Stored items from a collection
[START]

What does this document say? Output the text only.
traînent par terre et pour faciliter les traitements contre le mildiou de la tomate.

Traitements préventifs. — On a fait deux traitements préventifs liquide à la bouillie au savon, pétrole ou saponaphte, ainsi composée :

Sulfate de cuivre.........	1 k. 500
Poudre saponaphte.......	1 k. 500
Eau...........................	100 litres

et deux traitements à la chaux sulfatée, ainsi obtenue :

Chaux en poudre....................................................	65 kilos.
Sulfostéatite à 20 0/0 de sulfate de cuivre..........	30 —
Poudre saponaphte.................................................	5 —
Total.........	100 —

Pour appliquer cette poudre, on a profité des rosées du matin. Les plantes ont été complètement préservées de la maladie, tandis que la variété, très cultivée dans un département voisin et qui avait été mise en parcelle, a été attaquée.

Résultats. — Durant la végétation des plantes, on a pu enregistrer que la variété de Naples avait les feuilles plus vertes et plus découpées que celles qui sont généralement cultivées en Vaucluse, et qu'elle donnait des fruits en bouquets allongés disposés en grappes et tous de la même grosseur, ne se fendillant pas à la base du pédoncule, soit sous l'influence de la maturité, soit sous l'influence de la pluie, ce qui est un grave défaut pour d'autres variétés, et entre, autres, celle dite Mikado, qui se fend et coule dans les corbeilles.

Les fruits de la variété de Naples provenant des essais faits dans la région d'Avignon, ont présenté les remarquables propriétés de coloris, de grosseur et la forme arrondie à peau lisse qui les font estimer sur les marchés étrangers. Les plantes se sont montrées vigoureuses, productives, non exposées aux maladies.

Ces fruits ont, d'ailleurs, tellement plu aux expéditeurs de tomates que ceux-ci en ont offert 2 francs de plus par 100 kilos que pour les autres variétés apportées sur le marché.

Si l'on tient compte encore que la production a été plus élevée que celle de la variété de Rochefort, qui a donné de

[END]

Work to do
Within the records, how many lines include "ainsi"? The answer is the number and nothing else.

Task result
2